● **WHAT YOU SHOULD DO**: In the records below, work out how many lines hold the word "value". Report the number alone.

+===+

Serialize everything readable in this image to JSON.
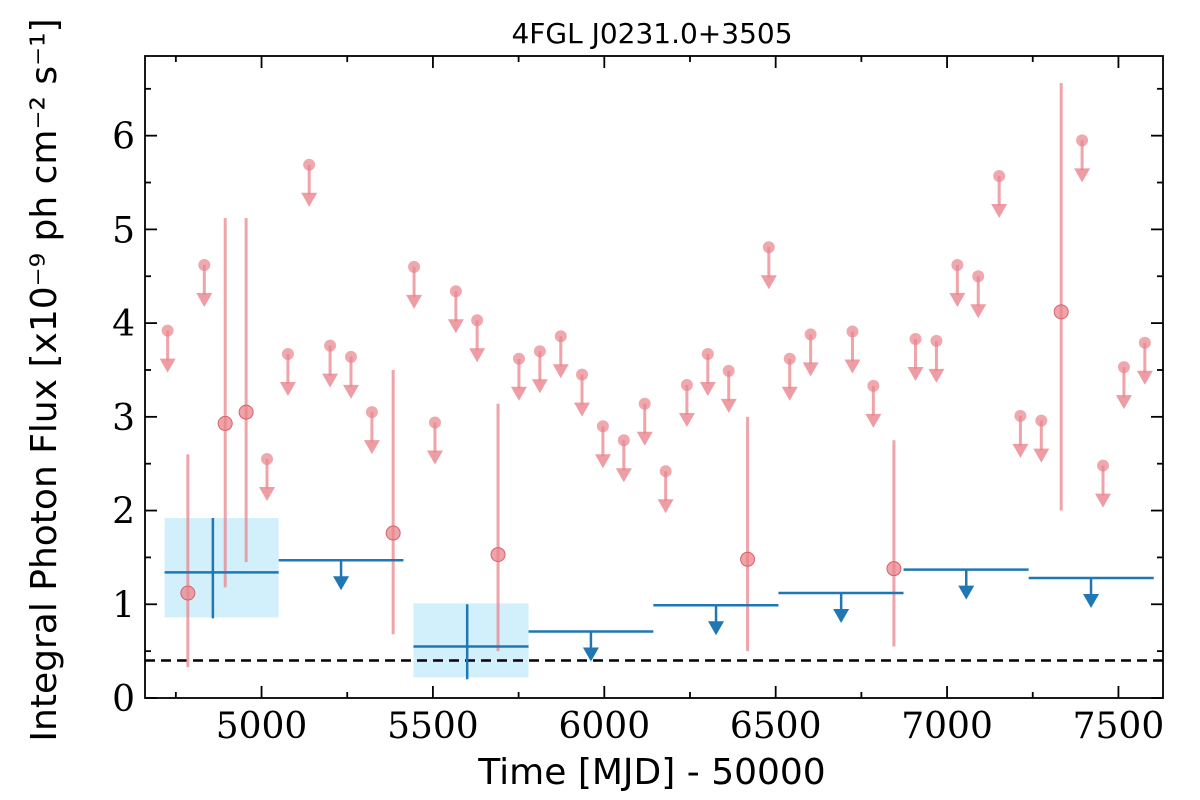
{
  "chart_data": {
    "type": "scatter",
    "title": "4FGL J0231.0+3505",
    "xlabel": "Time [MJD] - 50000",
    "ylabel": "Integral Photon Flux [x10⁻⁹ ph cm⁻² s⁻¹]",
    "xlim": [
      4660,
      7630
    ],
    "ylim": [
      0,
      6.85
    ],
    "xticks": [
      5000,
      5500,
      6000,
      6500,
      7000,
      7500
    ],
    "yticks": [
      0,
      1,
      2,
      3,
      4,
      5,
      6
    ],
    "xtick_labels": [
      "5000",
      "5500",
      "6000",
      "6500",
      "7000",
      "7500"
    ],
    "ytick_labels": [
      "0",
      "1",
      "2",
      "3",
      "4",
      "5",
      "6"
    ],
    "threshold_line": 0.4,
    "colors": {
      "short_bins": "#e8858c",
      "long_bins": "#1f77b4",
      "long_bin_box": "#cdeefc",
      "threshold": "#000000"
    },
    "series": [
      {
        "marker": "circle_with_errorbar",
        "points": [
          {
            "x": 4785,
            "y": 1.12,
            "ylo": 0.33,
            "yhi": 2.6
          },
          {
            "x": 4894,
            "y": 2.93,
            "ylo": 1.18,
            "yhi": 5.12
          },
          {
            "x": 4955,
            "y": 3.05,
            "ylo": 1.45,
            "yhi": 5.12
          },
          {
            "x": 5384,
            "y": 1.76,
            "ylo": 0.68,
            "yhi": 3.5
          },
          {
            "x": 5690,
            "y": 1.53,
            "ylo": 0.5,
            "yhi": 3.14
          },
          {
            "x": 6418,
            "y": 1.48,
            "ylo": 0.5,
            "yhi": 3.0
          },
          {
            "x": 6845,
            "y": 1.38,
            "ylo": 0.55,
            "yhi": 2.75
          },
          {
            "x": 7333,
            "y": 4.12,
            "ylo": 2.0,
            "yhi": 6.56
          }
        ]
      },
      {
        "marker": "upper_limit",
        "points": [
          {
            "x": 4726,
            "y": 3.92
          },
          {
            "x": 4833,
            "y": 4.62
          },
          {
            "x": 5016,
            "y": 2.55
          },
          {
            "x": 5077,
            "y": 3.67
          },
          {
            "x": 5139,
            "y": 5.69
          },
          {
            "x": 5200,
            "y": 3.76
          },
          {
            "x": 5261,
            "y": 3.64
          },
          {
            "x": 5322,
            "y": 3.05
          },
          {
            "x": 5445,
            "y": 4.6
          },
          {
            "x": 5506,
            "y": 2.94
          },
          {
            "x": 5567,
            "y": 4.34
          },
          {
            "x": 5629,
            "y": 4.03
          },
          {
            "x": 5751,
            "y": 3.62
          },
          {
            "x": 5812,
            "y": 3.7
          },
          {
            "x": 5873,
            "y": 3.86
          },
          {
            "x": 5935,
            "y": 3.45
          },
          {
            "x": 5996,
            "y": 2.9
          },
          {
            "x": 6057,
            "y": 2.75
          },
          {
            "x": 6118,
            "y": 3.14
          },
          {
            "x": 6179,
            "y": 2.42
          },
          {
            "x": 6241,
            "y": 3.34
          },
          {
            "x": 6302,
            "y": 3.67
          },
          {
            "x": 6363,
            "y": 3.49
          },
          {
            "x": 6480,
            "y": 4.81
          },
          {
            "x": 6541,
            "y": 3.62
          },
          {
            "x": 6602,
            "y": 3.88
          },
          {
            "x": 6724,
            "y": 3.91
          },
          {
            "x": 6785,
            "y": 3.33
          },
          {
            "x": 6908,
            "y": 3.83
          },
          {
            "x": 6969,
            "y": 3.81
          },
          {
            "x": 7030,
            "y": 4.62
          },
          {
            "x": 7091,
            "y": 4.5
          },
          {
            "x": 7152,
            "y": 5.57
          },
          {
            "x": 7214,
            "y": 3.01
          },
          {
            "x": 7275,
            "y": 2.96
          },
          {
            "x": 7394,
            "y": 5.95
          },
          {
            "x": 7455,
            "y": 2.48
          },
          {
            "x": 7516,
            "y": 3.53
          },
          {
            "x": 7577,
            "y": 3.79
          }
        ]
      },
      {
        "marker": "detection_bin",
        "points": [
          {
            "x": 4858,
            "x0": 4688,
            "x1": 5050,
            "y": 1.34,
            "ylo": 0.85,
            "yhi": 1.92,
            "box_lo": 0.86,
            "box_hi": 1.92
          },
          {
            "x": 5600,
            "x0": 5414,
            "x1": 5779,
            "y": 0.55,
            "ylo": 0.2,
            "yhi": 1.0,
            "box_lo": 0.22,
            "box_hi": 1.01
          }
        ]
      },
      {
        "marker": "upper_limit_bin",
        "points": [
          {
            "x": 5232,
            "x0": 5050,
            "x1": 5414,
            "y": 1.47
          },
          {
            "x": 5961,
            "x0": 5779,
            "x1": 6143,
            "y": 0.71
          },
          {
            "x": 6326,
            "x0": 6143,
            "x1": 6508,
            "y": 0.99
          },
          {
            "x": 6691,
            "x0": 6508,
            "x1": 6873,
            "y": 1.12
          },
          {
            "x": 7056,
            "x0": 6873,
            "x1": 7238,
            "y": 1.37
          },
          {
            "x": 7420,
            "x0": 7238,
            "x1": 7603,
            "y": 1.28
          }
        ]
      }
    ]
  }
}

+===+

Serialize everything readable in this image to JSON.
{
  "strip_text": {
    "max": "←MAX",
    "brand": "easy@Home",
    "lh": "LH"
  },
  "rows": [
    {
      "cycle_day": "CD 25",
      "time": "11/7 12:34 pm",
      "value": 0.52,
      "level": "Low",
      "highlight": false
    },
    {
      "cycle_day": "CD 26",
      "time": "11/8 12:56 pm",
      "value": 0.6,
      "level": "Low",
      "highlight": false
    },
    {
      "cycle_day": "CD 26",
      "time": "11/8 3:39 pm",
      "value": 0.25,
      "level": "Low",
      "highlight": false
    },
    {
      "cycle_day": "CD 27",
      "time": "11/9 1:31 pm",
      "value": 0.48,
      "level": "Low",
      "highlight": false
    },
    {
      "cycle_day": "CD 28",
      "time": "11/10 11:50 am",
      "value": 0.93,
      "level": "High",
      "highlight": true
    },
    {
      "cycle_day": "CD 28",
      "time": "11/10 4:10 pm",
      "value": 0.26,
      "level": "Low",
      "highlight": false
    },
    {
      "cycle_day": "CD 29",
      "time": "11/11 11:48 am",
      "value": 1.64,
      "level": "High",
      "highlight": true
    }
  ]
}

+===+

● **RESULT OF THE TASK**: 7